> _Exercise requirements_:
Which lines have the string "Glass"? Copy all of them from the entries below.

--------------------------------------------------

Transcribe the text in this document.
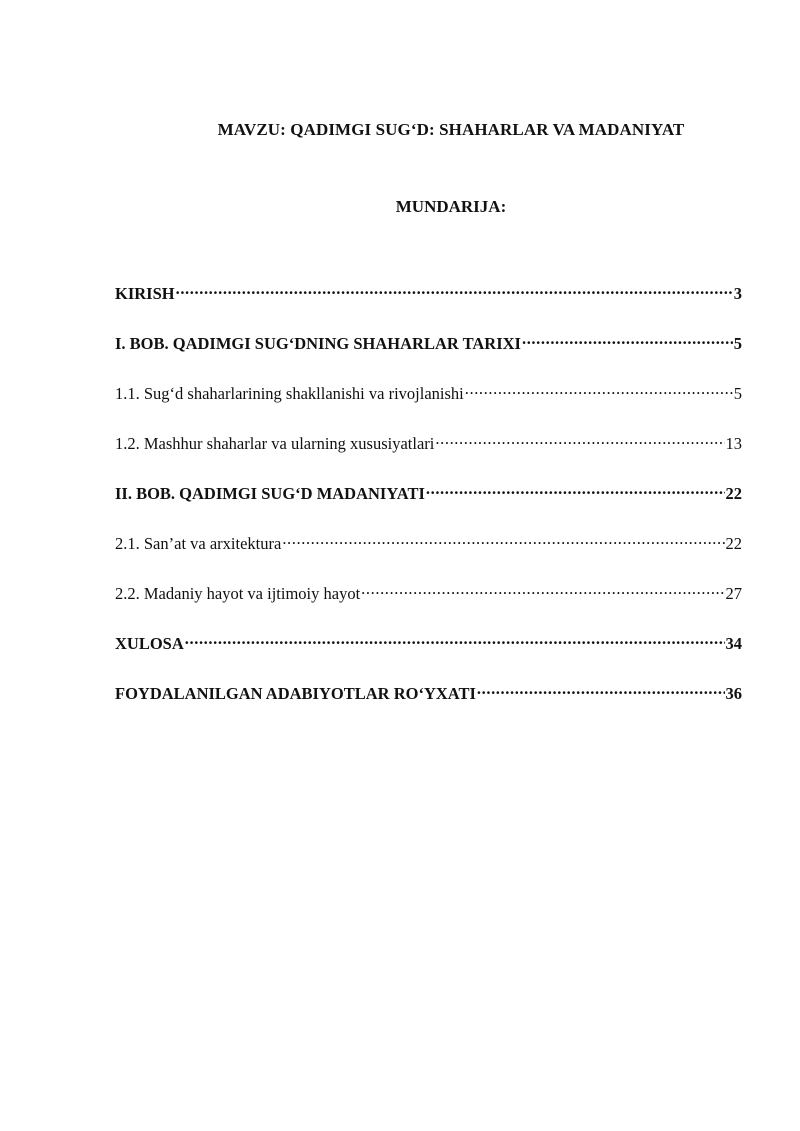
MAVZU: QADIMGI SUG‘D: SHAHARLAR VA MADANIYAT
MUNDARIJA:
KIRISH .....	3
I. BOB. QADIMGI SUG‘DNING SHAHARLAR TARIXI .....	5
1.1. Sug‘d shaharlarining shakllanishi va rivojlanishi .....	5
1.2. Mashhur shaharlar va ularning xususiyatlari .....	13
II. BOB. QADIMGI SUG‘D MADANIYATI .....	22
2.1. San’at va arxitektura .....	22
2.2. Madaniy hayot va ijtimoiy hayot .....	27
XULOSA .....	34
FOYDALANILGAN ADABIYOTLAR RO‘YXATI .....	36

--------------------------------------------------

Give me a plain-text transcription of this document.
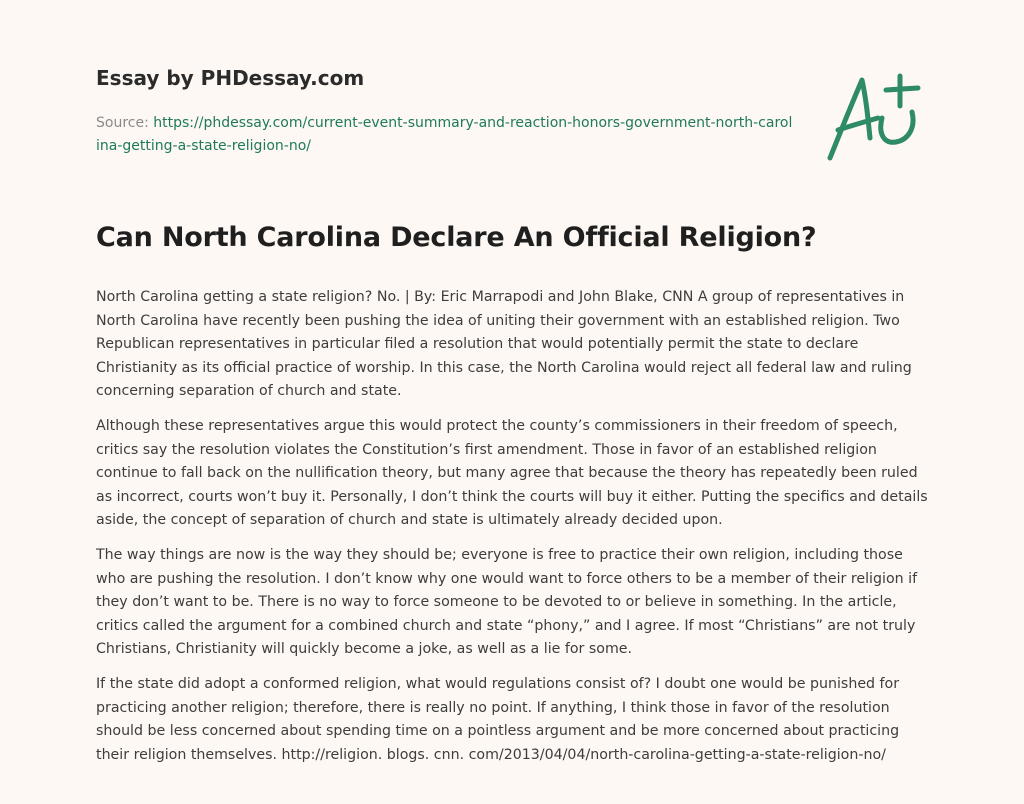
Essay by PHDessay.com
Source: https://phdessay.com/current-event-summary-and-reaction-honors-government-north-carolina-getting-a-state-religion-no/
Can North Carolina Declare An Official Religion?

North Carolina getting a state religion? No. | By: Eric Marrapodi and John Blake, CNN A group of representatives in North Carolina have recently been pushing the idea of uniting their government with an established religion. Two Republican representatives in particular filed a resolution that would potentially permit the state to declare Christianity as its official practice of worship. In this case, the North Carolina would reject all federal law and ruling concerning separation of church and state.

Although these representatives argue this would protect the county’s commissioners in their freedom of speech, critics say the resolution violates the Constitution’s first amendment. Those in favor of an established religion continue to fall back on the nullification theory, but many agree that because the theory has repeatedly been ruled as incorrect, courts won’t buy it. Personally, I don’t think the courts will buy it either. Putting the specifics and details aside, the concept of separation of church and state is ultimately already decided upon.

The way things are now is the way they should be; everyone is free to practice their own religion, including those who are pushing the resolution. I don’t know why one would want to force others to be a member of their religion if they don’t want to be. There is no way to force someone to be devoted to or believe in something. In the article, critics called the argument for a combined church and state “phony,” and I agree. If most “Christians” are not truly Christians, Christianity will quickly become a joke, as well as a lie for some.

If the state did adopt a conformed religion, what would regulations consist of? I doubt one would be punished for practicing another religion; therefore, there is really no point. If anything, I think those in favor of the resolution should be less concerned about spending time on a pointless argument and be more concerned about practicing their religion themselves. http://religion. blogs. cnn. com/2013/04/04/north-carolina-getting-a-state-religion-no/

--------------------------------------------------

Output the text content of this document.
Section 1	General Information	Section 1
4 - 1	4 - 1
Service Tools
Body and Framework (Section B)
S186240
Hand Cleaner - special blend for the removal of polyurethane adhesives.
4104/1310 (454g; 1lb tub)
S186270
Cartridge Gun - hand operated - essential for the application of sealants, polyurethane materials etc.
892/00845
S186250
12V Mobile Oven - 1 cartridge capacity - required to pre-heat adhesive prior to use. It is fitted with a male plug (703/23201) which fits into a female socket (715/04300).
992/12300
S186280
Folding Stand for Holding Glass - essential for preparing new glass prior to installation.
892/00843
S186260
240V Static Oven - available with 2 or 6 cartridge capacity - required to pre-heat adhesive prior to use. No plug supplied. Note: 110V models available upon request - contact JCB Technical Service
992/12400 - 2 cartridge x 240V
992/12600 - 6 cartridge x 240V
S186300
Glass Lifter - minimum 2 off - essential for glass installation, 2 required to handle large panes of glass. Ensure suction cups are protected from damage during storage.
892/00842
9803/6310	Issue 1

--------------------------------------------------

> _Exercise output_:
Folding Stand for Holding Glass - essential for preparing new glass prior to installation.
Glass Lifter - minimum 2 off - essential for glass installation, 2 required to handle large panes of glass. Ensure suction cups are protected from damage during storage.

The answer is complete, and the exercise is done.